(Stored dataset items)
□ □ □ □ □ □ □

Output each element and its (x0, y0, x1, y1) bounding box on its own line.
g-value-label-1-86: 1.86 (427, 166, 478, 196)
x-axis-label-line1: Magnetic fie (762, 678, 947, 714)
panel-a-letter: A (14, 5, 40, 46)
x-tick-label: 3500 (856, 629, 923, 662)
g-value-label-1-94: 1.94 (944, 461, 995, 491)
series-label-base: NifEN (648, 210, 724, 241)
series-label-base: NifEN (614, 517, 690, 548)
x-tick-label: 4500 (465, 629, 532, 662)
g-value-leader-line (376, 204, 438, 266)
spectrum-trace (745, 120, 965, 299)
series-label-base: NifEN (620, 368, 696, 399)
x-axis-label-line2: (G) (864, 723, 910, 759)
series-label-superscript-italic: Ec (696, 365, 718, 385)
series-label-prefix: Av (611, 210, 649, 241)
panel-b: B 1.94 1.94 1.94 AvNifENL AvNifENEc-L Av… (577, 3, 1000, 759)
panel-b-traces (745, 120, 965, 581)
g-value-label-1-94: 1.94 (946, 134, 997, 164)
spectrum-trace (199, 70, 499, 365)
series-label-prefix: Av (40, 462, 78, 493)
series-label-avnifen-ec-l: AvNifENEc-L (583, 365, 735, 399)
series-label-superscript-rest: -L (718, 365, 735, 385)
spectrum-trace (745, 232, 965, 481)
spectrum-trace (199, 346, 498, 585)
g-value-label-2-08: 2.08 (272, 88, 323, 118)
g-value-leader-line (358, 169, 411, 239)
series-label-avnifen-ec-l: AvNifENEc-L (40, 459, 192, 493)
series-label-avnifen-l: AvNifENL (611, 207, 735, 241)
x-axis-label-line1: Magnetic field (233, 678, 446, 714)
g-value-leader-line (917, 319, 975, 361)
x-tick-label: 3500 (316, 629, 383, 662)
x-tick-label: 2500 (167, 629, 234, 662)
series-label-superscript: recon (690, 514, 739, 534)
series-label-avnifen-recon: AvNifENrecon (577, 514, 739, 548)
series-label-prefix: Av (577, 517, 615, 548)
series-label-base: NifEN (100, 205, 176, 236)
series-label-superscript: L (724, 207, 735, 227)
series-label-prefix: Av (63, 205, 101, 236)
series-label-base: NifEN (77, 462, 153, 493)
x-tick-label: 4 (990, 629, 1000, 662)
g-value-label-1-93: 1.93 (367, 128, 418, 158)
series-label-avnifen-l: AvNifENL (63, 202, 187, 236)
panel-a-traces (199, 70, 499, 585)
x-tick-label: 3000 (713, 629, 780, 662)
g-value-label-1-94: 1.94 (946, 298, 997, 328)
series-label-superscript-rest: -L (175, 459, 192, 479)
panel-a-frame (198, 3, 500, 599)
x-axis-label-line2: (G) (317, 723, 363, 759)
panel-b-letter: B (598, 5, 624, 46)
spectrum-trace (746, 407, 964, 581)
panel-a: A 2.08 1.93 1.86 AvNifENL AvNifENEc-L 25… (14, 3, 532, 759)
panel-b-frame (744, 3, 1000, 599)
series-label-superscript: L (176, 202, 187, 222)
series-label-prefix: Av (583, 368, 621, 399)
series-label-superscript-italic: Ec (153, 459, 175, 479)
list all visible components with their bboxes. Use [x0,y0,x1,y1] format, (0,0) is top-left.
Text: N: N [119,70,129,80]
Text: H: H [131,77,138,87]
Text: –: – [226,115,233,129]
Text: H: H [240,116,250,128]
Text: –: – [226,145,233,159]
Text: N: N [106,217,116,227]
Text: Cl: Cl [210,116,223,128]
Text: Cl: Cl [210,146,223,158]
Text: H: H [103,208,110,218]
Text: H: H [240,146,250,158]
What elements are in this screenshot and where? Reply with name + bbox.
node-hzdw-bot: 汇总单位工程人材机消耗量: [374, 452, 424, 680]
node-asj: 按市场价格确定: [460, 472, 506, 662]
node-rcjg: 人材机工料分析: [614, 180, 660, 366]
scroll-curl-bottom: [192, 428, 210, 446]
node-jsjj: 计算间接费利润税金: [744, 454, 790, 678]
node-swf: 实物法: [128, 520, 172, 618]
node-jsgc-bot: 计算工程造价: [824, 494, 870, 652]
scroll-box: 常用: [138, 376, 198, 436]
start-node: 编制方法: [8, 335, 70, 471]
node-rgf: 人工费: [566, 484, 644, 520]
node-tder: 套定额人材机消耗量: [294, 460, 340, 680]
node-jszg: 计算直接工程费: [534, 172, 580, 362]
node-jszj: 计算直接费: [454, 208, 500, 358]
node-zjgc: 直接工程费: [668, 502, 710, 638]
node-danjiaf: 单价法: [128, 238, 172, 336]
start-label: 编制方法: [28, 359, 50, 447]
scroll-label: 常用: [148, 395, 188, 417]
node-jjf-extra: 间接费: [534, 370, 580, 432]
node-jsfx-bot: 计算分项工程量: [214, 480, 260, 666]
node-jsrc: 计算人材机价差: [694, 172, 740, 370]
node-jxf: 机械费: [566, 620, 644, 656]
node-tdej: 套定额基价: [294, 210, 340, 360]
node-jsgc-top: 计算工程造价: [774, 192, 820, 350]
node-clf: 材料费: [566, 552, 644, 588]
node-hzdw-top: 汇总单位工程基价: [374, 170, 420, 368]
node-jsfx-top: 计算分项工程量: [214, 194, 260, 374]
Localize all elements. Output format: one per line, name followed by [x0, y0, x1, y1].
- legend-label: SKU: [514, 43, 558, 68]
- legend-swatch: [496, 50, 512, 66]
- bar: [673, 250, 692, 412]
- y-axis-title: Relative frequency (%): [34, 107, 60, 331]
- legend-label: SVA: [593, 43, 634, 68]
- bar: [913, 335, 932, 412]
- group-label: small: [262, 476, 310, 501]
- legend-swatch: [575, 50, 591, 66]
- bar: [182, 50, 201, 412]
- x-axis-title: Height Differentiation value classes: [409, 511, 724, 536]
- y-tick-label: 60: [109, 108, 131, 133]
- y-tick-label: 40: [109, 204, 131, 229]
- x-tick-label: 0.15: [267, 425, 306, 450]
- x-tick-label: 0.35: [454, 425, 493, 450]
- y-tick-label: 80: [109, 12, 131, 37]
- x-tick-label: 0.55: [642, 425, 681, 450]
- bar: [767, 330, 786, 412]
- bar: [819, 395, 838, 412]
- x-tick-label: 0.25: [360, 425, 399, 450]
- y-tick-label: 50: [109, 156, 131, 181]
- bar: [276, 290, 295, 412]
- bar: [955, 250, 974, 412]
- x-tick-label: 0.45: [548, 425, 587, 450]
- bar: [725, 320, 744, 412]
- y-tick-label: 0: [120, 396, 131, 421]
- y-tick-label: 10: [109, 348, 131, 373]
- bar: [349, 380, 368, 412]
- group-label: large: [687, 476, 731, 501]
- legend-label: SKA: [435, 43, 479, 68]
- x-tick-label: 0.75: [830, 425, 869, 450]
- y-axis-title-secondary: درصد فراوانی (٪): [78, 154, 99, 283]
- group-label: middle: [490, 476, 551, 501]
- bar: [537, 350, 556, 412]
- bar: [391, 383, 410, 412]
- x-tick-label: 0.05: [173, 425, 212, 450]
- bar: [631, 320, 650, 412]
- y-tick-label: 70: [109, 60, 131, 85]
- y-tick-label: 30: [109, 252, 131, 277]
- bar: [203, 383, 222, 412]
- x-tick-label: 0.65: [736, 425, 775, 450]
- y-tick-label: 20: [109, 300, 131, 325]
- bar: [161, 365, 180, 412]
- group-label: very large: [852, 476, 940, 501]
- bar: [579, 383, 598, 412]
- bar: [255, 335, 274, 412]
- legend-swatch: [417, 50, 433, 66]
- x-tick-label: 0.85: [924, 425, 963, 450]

□ □ □ □ □ □ □

### SHORT TASK
Duplicate every line of the listing above, matching it character for character.

### ANSWER TO THIS EXERCISE
Output each element and its (x0, y0, x1, y1) bounding box on its own line.
g-value-label-1-86: 1.86 (427, 166, 478, 196)
x-axis-label-line1: Magnetic fie (762, 678, 947, 714)
panel-a-letter: A (14, 5, 40, 46)
x-tick-label: 3500 (856, 629, 923, 662)
g-value-label-1-94: 1.94 (944, 461, 995, 491)
series-label-base: NifEN (648, 210, 724, 241)
series-label-base: NifEN (614, 517, 690, 548)
x-tick-label: 4500 (465, 629, 532, 662)
g-value-leader-line (376, 204, 438, 266)
spectrum-trace (745, 120, 965, 299)
series-label-base: NifEN (620, 368, 696, 399)
x-axis-label-line2: (G) (864, 723, 910, 759)
series-label-superscript-italic: Ec (696, 365, 718, 385)
series-label-prefix: Av (611, 210, 649, 241)
panel-b: B 1.94 1.94 1.94 AvNifENL AvNifENEc-L Av… (577, 3, 1000, 759)
panel-b-traces (745, 120, 965, 581)
g-value-label-1-94: 1.94 (946, 134, 997, 164)
spectrum-trace (199, 70, 499, 365)
series-label-prefix: Av (40, 462, 78, 493)
series-label-avnifen-ec-l: AvNifENEc-L (583, 365, 735, 399)
series-label-superscript-rest: -L (718, 365, 735, 385)
spectrum-trace (745, 232, 965, 481)
spectrum-trace (199, 346, 498, 585)
g-value-label-2-08: 2.08 (272, 88, 323, 118)
g-value-leader-line (358, 169, 411, 239)
series-label-avnifen-ec-l: AvNifENEc-L (40, 459, 192, 493)
series-label-avnifen-l: AvNifENL (611, 207, 735, 241)
x-axis-label-line1: Magnetic field (233, 678, 446, 714)
g-value-leader-line (917, 319, 975, 361)
x-tick-label: 3500 (316, 629, 383, 662)
x-tick-label: 2500 (167, 629, 234, 662)
series-label-superscript: recon (690, 514, 739, 534)
series-label-avnifen-recon: AvNifENrecon (577, 514, 739, 548)
series-label-prefix: Av (577, 517, 615, 548)
series-label-base: NifEN (100, 205, 176, 236)
series-label-superscript: L (724, 207, 735, 227)
series-label-prefix: Av (63, 205, 101, 236)
series-label-base: NifEN (77, 462, 153, 493)
x-tick-label: 4 (990, 629, 1000, 662)
g-value-label-1-93: 1.93 (367, 128, 418, 158)
series-label-avnifen-l: AvNifENL (63, 202, 187, 236)
panel-a-traces (199, 70, 499, 585)
x-tick-label: 3000 (713, 629, 780, 662)
g-value-label-1-94: 1.94 (946, 298, 997, 328)
series-label-superscript-rest: -L (175, 459, 192, 479)
panel-a-frame (198, 3, 500, 599)
x-axis-label-line2: (G) (317, 723, 363, 759)
panel-b-letter: B (598, 5, 624, 46)
spectrum-trace (746, 407, 964, 581)
panel-a: A 2.08 1.93 1.86 AvNifENL AvNifENEc-L 25… (14, 3, 532, 759)
panel-b-frame (744, 3, 1000, 599)
series-label-superscript: L (176, 202, 187, 222)
series-label-prefix: Av (583, 368, 621, 399)
series-label-superscript-italic: Ec (153, 459, 175, 479)
list all visible components with their bboxes. Use [x0,y0,x1,y1] format, (0,0) is top-left.
Text: N: N [119,70,129,80]
Text: H: H [131,77,138,87]
Text: –: – [226,115,233,129]
Text: H: H [240,116,250,128]
Text: –: – [226,145,233,159]
Text: N: N [106,217,116,227]
Text: Cl: Cl [210,116,223,128]
Text: Cl: Cl [210,146,223,158]
Text: H: H [103,208,110,218]
Text: H: H [240,146,250,158]
What elements are in this screenshot and where? Reply with name + bbox.
node-hzdw-bot: 汇总单位工程人材机消耗量: [374, 452, 424, 680]
node-asj: 按市场价格确定: [460, 472, 506, 662]
node-rcjg: 人材机工料分析: [614, 180, 660, 366]
scroll-curl-bottom: [192, 428, 210, 446]
node-jsjj: 计算间接费利润税金: [744, 454, 790, 678]
node-swf: 实物法: [128, 520, 172, 618]
node-jsgc-bot: 计算工程造价: [824, 494, 870, 652]
scroll-box: 常用: [138, 376, 198, 436]
start-node: 编制方法: [8, 335, 70, 471]
node-rgf: 人工费: [566, 484, 644, 520]
node-tder: 套定额人材机消耗量: [294, 460, 340, 680]
node-jszg: 计算直接工程费: [534, 172, 580, 362]
node-jszj: 计算直接费: [454, 208, 500, 358]
node-zjgc: 直接工程费: [668, 502, 710, 638]
node-danjiaf: 单价法: [128, 238, 172, 336]
start-label: 编制方法: [28, 359, 50, 447]
scroll-label: 常用: [148, 395, 188, 417]
node-jjf-extra: 间接费: [534, 370, 580, 432]
node-jsfx-bot: 计算分项工程量: [214, 480, 260, 666]
node-jsrc: 计算人材机价差: [694, 172, 740, 370]
node-jxf: 机械费: [566, 620, 644, 656]
node-tdej: 套定额基价: [294, 210, 340, 360]
node-jsgc-top: 计算工程造价: [774, 192, 820, 350]
node-clf: 材料费: [566, 552, 644, 588]
node-hzdw-top: 汇总单位工程基价: [374, 170, 420, 368]
node-jsfx-top: 计算分项工程量: [214, 194, 260, 374]
Localize all elements. Output format: one per line, name followed by [x0, y0, x1, y1].
- legend-label: SKU: [514, 43, 558, 68]
- legend-swatch: [496, 50, 512, 66]
- bar: [673, 250, 692, 412]
- y-axis-title: Relative frequency (%): [34, 107, 60, 331]
- legend-label: SVA: [593, 43, 634, 68]
- bar: [913, 335, 932, 412]
- group-label: small: [262, 476, 310, 501]
- legend-swatch: [575, 50, 591, 66]
- bar: [182, 50, 201, 412]
- x-axis-title: Height Differentiation value classes: [409, 511, 724, 536]
- y-tick-label: 60: [109, 108, 131, 133]
- y-tick-label: 40: [109, 204, 131, 229]
- x-tick-label: 0.15: [267, 425, 306, 450]
- x-tick-label: 0.35: [454, 425, 493, 450]
- y-tick-label: 80: [109, 12, 131, 37]
- x-tick-label: 0.55: [642, 425, 681, 450]
- bar: [767, 330, 786, 412]
- bar: [819, 395, 838, 412]
- x-tick-label: 0.25: [360, 425, 399, 450]
- y-tick-label: 50: [109, 156, 131, 181]
- bar: [276, 290, 295, 412]
- bar: [955, 250, 974, 412]
- x-tick-label: 0.45: [548, 425, 587, 450]
- bar: [725, 320, 744, 412]
- y-tick-label: 0: [120, 396, 131, 421]
- y-tick-label: 10: [109, 348, 131, 373]
- bar: [349, 380, 368, 412]
- group-label: large: [687, 476, 731, 501]
- legend-label: SKA: [435, 43, 479, 68]
- x-tick-label: 0.75: [830, 425, 869, 450]
- y-axis-title-secondary: درصد فراوانی (٪): [78, 154, 99, 283]
- group-label: middle: [490, 476, 551, 501]
- bar: [537, 350, 556, 412]
- bar: [391, 383, 410, 412]
- x-tick-label: 0.05: [173, 425, 212, 450]
- bar: [631, 320, 650, 412]
- y-tick-label: 70: [109, 60, 131, 85]
- y-tick-label: 30: [109, 252, 131, 277]
- bar: [203, 383, 222, 412]
- x-tick-label: 0.65: [736, 425, 775, 450]
- y-tick-label: 20: [109, 300, 131, 325]
- bar: [161, 365, 180, 412]
- group-label: very large: [852, 476, 940, 501]
- bar: [579, 383, 598, 412]
- bar: [255, 335, 274, 412]
- legend-swatch: [417, 50, 433, 66]
- x-tick-label: 0.85: [924, 425, 963, 450]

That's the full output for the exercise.